__What you should do__
Please count the rows below that contain the string "separator" and reply with the number alone.

__Excerpted data__

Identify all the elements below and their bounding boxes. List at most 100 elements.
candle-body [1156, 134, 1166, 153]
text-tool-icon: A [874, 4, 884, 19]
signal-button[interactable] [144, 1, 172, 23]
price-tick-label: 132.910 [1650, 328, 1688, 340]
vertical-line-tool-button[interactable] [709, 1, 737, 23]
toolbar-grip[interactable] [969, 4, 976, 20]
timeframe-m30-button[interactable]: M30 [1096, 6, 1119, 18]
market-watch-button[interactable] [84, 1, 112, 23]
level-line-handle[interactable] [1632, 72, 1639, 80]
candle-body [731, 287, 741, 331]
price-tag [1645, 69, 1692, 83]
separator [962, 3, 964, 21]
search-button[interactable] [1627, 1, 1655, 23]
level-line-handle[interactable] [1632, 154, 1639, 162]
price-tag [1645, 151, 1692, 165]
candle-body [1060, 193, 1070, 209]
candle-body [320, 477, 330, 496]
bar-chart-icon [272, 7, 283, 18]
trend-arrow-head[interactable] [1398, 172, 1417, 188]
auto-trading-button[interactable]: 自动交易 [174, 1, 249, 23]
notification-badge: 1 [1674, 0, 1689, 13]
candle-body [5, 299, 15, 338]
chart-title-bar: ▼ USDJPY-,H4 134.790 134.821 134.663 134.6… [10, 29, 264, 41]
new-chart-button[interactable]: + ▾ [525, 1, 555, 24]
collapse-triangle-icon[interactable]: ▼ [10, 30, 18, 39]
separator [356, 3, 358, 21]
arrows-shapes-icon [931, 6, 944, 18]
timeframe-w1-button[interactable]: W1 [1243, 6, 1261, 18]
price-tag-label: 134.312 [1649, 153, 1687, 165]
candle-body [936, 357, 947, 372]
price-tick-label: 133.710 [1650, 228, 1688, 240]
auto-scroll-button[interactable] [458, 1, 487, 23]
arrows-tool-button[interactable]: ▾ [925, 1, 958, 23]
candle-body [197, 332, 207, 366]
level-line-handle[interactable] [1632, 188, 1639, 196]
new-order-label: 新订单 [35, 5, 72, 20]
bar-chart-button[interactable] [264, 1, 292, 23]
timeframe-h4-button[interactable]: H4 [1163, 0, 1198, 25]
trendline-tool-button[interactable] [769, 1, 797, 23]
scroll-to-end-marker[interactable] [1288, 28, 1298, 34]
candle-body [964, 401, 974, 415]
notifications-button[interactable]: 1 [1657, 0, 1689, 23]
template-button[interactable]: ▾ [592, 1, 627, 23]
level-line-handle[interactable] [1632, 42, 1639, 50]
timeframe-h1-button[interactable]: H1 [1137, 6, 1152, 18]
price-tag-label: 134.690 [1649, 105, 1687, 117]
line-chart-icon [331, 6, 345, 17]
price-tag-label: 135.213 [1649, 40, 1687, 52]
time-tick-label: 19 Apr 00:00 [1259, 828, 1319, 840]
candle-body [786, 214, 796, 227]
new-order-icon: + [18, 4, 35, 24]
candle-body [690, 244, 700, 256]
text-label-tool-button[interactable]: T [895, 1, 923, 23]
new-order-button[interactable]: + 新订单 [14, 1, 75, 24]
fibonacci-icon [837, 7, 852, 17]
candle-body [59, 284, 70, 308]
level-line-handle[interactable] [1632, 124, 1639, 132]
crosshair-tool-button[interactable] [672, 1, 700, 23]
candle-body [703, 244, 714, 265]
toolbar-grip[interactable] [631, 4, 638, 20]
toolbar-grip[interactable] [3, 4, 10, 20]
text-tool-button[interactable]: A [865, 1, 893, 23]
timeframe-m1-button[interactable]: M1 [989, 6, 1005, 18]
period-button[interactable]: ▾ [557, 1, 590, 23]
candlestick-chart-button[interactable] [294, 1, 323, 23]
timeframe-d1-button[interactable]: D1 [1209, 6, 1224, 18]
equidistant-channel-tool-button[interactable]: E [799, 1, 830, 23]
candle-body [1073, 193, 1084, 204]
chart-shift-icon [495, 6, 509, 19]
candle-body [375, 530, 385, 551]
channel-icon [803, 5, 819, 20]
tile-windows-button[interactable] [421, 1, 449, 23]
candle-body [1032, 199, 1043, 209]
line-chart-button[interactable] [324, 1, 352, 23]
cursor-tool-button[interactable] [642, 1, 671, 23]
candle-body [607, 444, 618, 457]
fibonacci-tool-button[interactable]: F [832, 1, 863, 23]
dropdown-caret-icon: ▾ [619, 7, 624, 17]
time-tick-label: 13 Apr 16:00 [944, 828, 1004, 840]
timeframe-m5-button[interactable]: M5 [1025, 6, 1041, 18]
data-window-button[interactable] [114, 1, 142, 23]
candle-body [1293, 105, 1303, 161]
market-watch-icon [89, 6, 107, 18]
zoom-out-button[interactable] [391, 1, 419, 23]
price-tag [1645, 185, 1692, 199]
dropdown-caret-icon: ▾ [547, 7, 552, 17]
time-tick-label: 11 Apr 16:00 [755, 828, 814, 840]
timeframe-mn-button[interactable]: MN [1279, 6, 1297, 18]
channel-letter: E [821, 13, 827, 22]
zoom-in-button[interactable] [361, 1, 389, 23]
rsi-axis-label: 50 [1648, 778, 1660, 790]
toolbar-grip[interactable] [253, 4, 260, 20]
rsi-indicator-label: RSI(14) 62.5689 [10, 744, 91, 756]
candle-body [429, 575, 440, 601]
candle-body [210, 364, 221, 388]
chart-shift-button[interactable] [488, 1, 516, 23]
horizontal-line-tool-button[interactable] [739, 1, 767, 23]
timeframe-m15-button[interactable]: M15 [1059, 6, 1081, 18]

__Exercise response__
2